*WHAT IS REQUIRED*:
Each line holding the word "люди" counts once; give the total and nothing more.

Saved entries:
········
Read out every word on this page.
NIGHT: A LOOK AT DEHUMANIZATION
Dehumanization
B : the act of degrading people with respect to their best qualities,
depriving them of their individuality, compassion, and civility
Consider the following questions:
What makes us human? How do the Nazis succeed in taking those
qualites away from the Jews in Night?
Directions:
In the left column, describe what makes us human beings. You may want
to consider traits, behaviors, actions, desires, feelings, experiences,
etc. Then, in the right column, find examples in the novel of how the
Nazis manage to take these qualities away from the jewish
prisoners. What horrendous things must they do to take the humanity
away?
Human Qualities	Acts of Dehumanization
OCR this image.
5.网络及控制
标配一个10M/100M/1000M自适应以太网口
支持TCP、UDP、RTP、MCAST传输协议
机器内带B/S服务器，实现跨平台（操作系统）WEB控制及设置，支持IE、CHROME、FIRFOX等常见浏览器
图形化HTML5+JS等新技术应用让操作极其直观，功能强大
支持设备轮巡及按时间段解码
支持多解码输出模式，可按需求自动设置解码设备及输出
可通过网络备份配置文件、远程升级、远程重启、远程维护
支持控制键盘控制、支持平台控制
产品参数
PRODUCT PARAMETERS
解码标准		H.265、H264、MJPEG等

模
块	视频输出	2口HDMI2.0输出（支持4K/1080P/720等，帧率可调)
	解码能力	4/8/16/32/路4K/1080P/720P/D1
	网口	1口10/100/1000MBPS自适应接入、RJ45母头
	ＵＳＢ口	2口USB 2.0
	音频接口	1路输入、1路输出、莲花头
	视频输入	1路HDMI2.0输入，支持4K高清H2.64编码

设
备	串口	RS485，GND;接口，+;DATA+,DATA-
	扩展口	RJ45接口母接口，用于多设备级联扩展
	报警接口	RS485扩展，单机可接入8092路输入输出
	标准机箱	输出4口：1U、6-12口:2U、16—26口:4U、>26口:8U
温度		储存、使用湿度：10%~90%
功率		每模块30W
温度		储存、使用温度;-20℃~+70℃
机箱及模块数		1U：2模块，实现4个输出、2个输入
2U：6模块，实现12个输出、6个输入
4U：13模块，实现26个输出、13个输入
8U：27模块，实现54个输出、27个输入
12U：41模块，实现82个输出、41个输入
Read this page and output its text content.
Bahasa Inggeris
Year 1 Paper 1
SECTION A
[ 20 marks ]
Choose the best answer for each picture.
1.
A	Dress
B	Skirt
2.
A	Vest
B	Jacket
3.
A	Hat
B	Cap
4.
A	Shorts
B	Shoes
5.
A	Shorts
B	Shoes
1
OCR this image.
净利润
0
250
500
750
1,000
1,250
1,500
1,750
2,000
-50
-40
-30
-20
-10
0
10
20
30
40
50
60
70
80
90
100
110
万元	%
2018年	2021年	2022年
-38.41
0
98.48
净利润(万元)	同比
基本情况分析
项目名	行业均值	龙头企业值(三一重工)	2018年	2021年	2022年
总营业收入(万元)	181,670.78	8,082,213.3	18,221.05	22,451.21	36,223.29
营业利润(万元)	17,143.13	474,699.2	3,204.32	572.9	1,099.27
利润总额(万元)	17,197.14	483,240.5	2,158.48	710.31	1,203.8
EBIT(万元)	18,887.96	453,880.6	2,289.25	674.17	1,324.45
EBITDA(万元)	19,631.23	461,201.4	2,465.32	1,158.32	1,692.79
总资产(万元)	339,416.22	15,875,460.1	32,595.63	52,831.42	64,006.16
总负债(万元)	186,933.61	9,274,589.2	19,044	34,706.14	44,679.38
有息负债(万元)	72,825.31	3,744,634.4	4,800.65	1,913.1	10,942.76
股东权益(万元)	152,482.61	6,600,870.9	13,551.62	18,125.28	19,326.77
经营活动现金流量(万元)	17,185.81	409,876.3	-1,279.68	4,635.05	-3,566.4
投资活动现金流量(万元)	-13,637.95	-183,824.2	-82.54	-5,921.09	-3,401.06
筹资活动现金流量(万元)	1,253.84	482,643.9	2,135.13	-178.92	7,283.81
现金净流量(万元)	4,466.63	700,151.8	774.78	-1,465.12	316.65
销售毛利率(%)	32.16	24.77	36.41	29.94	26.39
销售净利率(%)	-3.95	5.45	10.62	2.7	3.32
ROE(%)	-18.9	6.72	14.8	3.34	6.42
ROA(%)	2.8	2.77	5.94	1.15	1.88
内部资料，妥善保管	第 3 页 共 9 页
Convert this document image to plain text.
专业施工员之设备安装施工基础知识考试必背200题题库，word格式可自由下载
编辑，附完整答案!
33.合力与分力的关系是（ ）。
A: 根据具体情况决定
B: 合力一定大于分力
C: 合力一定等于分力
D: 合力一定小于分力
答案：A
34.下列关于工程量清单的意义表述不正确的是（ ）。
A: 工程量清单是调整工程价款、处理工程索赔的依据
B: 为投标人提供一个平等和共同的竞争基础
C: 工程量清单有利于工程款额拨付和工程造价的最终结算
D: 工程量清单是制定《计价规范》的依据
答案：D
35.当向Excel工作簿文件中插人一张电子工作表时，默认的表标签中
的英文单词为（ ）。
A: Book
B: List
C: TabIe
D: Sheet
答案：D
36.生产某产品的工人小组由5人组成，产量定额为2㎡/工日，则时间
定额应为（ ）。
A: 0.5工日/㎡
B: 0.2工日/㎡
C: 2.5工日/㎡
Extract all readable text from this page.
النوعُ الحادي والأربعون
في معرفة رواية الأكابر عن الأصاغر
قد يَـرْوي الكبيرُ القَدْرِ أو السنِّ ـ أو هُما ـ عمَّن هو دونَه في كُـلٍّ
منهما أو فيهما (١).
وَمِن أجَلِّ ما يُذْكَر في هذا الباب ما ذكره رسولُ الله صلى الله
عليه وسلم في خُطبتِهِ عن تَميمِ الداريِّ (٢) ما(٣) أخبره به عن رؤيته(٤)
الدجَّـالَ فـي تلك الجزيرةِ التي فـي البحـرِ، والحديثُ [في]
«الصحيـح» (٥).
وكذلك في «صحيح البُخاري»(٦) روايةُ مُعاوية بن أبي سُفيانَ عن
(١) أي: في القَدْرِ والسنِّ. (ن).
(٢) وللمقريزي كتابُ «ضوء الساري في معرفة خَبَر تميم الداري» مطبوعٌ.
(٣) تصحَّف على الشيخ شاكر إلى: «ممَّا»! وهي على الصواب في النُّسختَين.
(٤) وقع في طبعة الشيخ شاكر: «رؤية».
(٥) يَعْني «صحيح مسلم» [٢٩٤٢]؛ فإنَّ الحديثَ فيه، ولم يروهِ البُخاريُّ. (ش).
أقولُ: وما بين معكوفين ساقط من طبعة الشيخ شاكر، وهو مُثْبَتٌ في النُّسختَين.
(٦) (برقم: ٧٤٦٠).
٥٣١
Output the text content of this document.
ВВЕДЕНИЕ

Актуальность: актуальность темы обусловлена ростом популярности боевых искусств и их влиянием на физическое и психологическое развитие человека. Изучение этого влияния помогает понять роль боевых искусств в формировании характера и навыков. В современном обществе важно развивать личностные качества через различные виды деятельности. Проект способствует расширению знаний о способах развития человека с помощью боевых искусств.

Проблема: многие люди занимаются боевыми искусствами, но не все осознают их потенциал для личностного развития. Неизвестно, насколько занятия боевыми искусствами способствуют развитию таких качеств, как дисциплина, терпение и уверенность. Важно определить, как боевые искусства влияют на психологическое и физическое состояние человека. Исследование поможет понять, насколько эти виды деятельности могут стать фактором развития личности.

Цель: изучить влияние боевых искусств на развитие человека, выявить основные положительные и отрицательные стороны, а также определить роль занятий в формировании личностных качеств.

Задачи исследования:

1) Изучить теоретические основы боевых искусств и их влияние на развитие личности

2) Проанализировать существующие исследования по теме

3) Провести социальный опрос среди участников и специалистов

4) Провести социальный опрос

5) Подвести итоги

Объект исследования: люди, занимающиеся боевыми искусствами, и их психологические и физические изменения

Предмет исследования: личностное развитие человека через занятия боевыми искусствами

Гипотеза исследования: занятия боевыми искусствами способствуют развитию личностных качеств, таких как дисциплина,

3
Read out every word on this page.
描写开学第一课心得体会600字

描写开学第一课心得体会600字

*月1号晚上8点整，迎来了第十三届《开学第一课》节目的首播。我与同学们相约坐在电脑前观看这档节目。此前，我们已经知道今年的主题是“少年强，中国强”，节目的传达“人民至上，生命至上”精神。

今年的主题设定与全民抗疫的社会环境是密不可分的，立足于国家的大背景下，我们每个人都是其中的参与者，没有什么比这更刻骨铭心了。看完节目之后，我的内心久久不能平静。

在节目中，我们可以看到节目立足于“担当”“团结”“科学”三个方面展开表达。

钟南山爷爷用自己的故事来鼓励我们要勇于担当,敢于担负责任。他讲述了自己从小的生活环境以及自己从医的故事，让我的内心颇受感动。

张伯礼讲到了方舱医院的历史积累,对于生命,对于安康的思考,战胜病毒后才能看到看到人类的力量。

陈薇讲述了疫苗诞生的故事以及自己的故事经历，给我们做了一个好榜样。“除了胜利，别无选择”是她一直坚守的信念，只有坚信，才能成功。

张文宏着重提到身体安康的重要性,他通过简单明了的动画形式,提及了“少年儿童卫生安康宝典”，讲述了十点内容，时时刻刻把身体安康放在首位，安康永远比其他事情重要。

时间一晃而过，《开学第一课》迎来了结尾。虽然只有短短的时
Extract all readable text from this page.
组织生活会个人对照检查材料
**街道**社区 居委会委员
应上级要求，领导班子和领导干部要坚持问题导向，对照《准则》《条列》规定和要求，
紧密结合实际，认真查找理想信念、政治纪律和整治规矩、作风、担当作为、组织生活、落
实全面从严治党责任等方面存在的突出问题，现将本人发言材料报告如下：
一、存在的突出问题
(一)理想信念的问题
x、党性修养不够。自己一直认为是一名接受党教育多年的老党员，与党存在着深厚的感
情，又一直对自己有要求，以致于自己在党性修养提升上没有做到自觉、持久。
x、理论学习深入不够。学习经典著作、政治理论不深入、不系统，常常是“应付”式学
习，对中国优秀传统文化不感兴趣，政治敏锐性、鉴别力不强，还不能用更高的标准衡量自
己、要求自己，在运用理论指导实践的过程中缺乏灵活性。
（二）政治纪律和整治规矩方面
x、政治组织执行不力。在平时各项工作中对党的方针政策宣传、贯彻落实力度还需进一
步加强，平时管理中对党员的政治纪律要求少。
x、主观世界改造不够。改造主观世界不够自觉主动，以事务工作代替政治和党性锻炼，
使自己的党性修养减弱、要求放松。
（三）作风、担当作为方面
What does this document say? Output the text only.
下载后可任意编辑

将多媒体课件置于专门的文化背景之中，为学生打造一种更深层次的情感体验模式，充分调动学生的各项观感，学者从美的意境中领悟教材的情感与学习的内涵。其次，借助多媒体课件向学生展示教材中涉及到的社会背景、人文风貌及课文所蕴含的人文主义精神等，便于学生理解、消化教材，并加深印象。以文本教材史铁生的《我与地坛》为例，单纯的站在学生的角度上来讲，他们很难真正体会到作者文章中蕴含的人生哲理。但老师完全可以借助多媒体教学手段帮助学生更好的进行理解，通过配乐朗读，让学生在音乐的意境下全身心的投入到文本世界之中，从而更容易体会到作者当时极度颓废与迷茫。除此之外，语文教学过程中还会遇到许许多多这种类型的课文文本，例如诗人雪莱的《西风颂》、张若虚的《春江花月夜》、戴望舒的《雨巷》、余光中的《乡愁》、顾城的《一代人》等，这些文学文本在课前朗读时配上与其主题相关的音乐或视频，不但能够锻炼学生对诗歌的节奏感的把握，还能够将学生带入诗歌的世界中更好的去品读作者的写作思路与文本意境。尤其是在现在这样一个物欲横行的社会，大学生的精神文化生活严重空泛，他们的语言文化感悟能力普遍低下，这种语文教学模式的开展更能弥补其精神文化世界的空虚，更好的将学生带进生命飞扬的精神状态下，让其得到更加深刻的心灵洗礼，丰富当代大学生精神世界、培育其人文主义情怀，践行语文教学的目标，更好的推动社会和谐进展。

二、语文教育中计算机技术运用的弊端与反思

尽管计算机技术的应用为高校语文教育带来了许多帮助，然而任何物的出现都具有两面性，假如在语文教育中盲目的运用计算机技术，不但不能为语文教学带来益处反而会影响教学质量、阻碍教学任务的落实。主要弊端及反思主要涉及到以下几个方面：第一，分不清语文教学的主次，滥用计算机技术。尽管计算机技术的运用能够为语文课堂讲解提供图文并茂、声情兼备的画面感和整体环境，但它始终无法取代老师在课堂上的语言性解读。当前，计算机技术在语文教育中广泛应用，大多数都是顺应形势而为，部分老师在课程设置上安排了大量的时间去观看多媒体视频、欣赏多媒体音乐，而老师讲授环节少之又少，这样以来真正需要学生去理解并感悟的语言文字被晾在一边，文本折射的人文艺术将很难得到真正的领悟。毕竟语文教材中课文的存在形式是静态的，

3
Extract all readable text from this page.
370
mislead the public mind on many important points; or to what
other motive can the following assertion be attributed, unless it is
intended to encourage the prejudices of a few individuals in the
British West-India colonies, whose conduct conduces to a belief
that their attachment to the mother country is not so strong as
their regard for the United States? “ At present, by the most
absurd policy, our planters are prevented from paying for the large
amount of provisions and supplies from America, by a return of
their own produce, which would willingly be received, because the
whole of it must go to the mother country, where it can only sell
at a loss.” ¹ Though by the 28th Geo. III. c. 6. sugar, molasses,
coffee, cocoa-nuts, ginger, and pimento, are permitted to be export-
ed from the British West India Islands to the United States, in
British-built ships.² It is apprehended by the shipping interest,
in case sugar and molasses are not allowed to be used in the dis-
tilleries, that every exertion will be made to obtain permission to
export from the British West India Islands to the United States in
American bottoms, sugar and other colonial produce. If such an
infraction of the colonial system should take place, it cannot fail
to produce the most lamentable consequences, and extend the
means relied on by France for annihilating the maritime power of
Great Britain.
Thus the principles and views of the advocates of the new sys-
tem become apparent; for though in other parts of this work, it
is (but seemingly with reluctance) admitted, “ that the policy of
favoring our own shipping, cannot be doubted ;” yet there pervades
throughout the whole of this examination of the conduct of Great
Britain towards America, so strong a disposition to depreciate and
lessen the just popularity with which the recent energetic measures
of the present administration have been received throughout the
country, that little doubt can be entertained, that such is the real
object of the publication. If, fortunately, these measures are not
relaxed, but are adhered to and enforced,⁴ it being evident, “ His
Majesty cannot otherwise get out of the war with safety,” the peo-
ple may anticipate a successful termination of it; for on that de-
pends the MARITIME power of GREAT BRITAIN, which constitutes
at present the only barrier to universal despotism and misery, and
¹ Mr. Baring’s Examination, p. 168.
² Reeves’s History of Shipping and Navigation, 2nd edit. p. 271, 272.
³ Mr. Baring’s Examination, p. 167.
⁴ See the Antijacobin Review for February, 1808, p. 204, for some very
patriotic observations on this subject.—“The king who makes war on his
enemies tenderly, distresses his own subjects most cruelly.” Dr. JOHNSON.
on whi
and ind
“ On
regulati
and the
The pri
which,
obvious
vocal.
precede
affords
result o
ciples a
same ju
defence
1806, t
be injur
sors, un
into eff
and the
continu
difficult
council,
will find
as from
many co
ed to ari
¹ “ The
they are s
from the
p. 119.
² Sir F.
········
*WORKED ANSWER*:
2